----- TEXT SEGMENT -----

The Web is certainly a rich resource for students to gather information on personal attributes appreciating a human being’s image. The inherent features of the Internet include “its interactive dimensions that allow for control of the navigating information to be with the users” (Loo & Yeap, 1998 cited in Latiffah Pawanteh & Samsudin A. Rahim, 2001: 107). Hence, diverse forms of information are provided to users upon their request. The individual user dictates the terms of his or her own use of the Internet.

Writing as Community Process

The community-centered nature of the writing process environment reveals the student’s self-position as writer during the writing process. One’s self-position as writer exposes one’s subjectivity– the result of personal experiences, social expectations, formal training, research and readings – which influences one’s writing. For instance, individual fancy, or dislike, or faith, or the dream they cherish etc is a recurring theme in the writings produced by the students. As an example, one student, who had a disliked going to multiplex to watch movie substantiated the reasons being heavy traffic, noise in the theater, parking problem, enticing junk food etc. as the reasons. In another instance, a loving parent becomes the raw material for another piece of narrative essay.

-----

TASKS AND EXERCISES:
• 1. Translate into Spanish this sentence from the passage on student writing and the Web: "The individual user dictates the terms of his or her own use of the Internet."
• 2. Return the portion of the passage on student writing and the Web between "The Web is certainly" and "of the Internet.", inclusive.

----- INFORMATION -----

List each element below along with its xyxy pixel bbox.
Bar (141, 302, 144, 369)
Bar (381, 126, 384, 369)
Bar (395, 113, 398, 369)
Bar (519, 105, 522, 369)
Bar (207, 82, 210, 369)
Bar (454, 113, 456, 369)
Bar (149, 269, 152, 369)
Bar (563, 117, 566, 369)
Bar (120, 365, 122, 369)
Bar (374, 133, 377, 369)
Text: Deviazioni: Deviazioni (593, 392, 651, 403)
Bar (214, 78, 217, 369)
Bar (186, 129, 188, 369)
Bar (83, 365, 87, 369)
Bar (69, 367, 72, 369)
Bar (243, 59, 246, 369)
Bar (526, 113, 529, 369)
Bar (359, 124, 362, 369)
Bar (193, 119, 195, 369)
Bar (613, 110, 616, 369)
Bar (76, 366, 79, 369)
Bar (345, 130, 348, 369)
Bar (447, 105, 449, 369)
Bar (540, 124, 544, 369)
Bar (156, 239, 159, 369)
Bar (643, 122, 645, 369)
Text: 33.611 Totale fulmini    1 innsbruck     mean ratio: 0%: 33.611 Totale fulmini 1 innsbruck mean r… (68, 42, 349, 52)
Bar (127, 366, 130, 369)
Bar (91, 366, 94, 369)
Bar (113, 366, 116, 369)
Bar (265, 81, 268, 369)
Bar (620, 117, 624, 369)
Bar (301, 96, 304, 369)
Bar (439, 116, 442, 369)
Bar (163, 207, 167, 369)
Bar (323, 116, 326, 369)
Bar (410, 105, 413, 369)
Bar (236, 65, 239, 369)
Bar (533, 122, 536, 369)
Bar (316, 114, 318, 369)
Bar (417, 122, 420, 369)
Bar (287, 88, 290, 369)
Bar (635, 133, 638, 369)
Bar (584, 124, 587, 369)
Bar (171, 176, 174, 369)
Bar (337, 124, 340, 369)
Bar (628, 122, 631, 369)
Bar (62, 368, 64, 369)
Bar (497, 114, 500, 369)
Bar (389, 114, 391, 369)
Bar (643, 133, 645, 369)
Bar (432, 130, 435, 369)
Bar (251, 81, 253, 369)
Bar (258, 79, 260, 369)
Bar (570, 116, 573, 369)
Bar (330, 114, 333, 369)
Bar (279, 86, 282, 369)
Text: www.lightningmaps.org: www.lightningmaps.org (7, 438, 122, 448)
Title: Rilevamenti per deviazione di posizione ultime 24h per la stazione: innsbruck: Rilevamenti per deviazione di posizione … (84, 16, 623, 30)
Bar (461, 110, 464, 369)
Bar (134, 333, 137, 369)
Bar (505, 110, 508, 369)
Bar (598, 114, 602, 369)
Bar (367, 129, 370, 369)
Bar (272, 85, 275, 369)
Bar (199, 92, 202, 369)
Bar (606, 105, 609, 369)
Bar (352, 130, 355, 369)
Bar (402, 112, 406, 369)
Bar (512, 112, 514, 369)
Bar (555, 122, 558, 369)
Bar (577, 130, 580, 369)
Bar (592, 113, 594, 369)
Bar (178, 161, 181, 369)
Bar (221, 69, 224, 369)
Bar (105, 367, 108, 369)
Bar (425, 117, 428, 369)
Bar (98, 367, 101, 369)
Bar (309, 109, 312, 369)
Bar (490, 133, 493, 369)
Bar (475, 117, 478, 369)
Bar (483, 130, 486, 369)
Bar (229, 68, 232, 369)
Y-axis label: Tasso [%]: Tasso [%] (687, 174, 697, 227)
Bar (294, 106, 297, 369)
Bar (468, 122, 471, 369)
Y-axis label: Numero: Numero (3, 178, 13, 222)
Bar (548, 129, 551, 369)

-----

RESPONSES FOR EACH TASK:
• 1. Cada usuario individual dicta las condiciones de su propio uso de Internet.

• 2.
The Web is certainly a rich resource for students to gather information on personal attributes appreciating a human being’s image. The inherent features of the Internet include “its interactive dimensions that allow for control of the navigating information to be with the users” (Loo & Yeap, 1998 cited in Latiffah Pawanteh & Samsudin A. Rahim, 2001: 107). Hence, diverse forms of information are provided to users upon their request. The individual user dictates the terms of his or her own use of the Internet.